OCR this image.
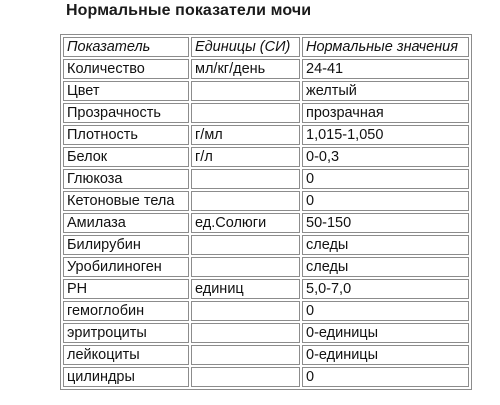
Нормальные показатели мочи
Показатель	Единицы (СИ)	Нормальные значения
Количество	мл/кг/день	24-41
Цвет		желтый
Прозрачность		прозрачная
Плотность	г/мл	1,015-1,050
Белок	г/л	0-0,3
Глюкоза		0
Кетоновые тела		0
Амилаза	ед.Солюги	50-150
Билирубин		следы
Уробилиноген		следы
PH	единиц	5,0-7,0
гемоглобин		0
эритроциты		0-единицы
лейкоциты		0-единицы
цилиндры		0
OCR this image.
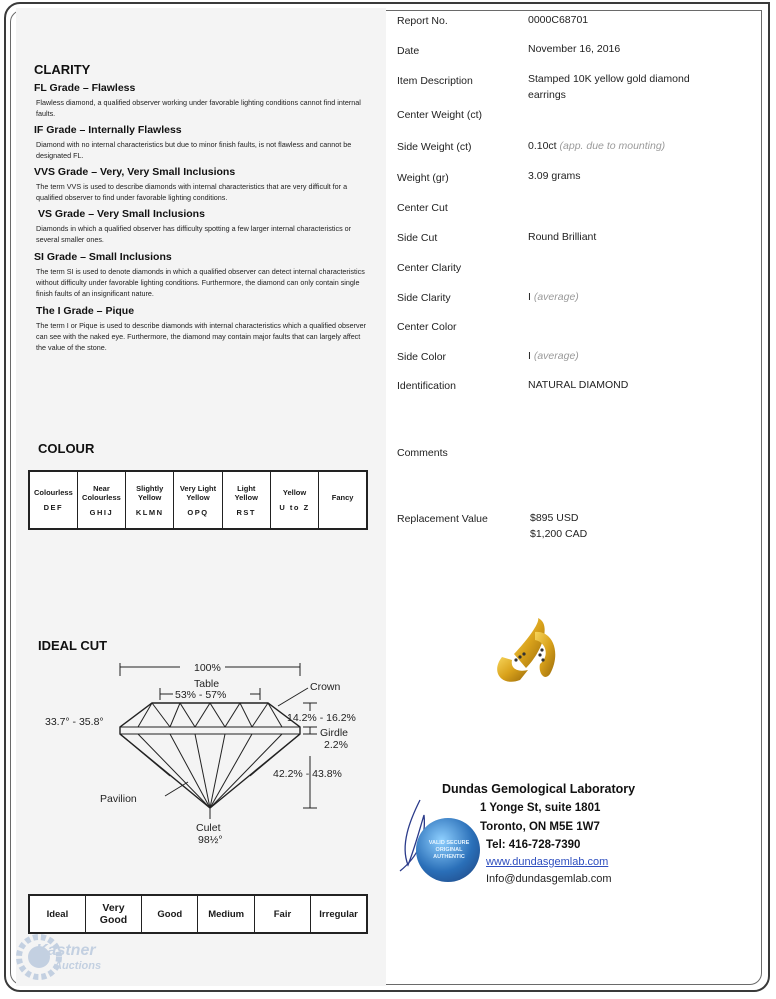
CLARITY
FL Grade – Flawless
Flawless diamond, a qualified observer working under favorable lighting conditions cannot find internal faults.
IF Grade – Internally Flawless
Diamond with no internal characteristics but due to minor finish faults, is not flawless and cannot be designated FL.
VVS Grade – Very, Very Small Inclusions
The term VVS is used to describe diamonds with internal characteristics that are very difficult for a qualified observer to find under favorable lighting conditions.
VS Grade – Very Small Inclusions
Diamonds in which a qualified observer has difficulty spotting a few larger internal characteristics or several smaller ones.
SI Grade – Small Inclusions
The term SI is used to denote diamonds in which a qualified observer can detect internal characteristics without difficulty under favorable lighting conditions. Furthermore, the diamond can only contain single finish faults of an insignificant nature.
The I Grade – Pique
The term I or Pique is used to describe diamonds with internal characteristics which a qualified observer can see with the naked eye. Furthermore, the diamond may contain major faults that can largely affect the value of the stone.
COLOUR
Colourless
DEF
	Near Colourless
GHIJ
	Slightly Yellow
KLMN
	Very Light Yellow
OPQ
	Light Yellow
RST
	Yellow
U to Z
	Fancy
IDEAL CUT
100%
Table
53% - 57%
Crown
33.7° - 35.8°	14.2% - 16.2%
Girdle
2.2%
42.2% - 43.8%
Pavilion
Culet
98½°
Ideal	Very Good	Good	Medium	Fair	Irregular
Kastner
Auctions
Report No.	0000C68701
Date	November 16, 2016
Item Description	Stamped 10K yellow gold diamond earrings
Center Weight (ct)
Side Weight (ct)	0.10ct (app. due to mounting)
Weight (gr)	3.09 grams
Center Cut
Side Cut	Round Brilliant
Center Clarity
Side Clarity	I (average)
Center Color
Side Color	I (average)
Identification	NATURAL DIAMOND
Comments
Replacement Value	$895 USD
$1,200 CAD
VALID SECURE ORIGINAL AUTHENTIC
Dundas Gemological Laboratory
1 Yonge St, suite 1801
Toronto, ON M5E 1W7
Tel: 416-728-7390
www.dundasgemlab.com
Info@dundasgemlab.com
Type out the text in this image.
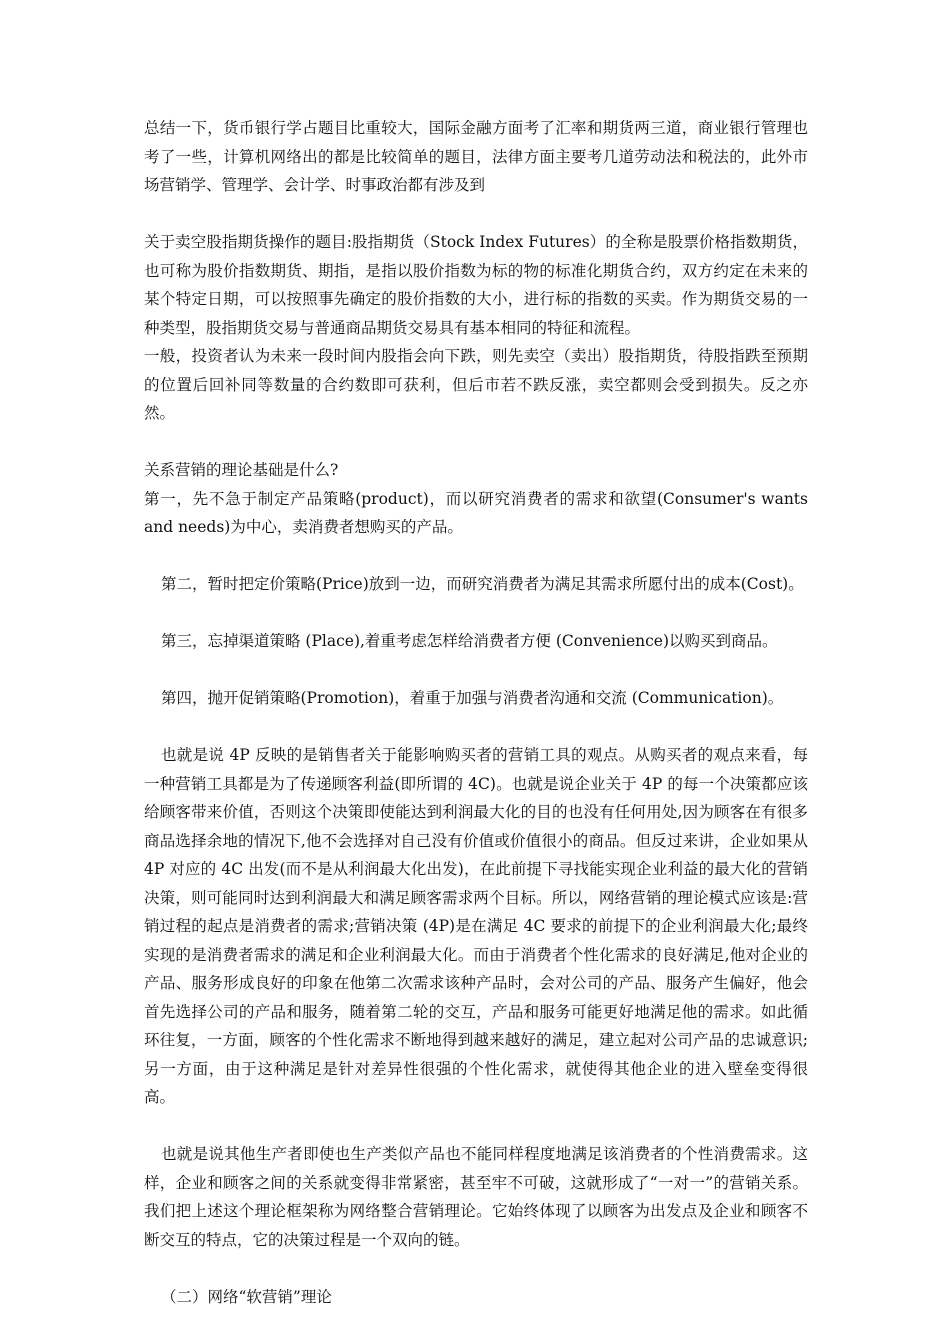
总结一下，货币银行学占题目比重较大，国际金融方面考了汇率和期货两三道，商业银行管理也考了一些，计算机网络出的都是比较简单的题目，法律方面主要考几道劳动法和税法的，此外市场营销学、管理学、会计学、时事政治都有涉及到

关于卖空股指期货操作的题目:股指期货（Stock Index Futures）的全称是股票价格指数期货，也可称为股价指数期货、期指，是指以股价指数为标的物的标准化期货合约，双方约定在未来的某个特定日期，可以按照事先确定的股价指数的大小，进行标的指数的买卖。作为期货交易的一种类型，股指期货交易与普通商品期货交易具有基本相同的特征和流程。

一般，投资者认为未来一段时间内股指会向下跌，则先卖空（卖出）股指期货，待股指跌至预期的位置后回补同等数量的合约数即可获利，但后市若不跌反涨，卖空都则会受到损失。反之亦然。

关系营销的理论基础是什么?

第一，先不急于制定产品策略(product)，而以研究消费者的需求和欲望(Consumer's wants and needs)为中心，卖消费者想购买的产品。

第二，暂时把定价策略(Price)放到一边，而研究消费者为满足其需求所愿付出的成本(Cost)。

第三，忘掉渠道策略 (Place),着重考虑怎样给消费者方便 (Convenience)以购买到商品。

第四，抛开促销策略(Promotion)，着重于加强与消费者沟通和交流 (Communication)。

也就是说 4P 反映的是销售者关于能影响购买者的营销工具的观点。从购买者的观点来看，每一种营销工具都是为了传递顾客利益(即所谓的 4C)。也就是说企业关于 4P 的每一个决策都应该给顾客带来价值，否则这个决策即使能达到利润最大化的目的也没有任何用处,因为顾客在有很多商品选择余地的情况下,他不会选择对自己没有价值或价值很小的商品。但反过来讲，企业如果从 4P 对应的 4C 出发(而不是从利润最大化出发)，在此前提下寻找能实现企业利益的最大化的营销决策，则可能同时达到利润最大和满足顾客需求两个目标。所以，网络营销的理论模式应该是:营销过程的起点是消费者的需求;营销决策 (4P)是在满足 4C 要求的前提下的企业利润最大化;最终实现的是消费者需求的满足和企业利润最大化。而由于消费者个性化需求的良好满足,他对企业的产品、服务形成良好的印象在他第二次需求该种产品时，会对公司的产品、服务产生偏好，他会首先选择公司的产品和服务，随着第二轮的交互，产品和服务可能更好地满足他的需求。如此循环往复，一方面，顾客的个性化需求不断地得到越来越好的满足，建立起对公司产品的忠诚意识;另一方面，由于这种满足是针对差异性很强的个性化需求，就使得其他企业的进入壁垒变得很高。

也就是说其他生产者即使也生产类似产品也不能同样程度地满足该消费者的个性消费需求。这样，企业和顾客之间的关系就变得非常紧密，甚至牢不可破，这就形成了“一对一”的营销关系。我们把上述这个理论框架称为网络整合营销理论。它始终体现了以顾客为出发点及企业和顾客不断交互的特点，它的决策过程是一个双向的链。

（二）网络“软营销”理论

=====

EXERCISE TASK: Return the lines of the records that include the string "Нормальные".

THE RESULT:
Нормальные показатели мочи
Показатель	Единицы (СИ)	Нормальные значения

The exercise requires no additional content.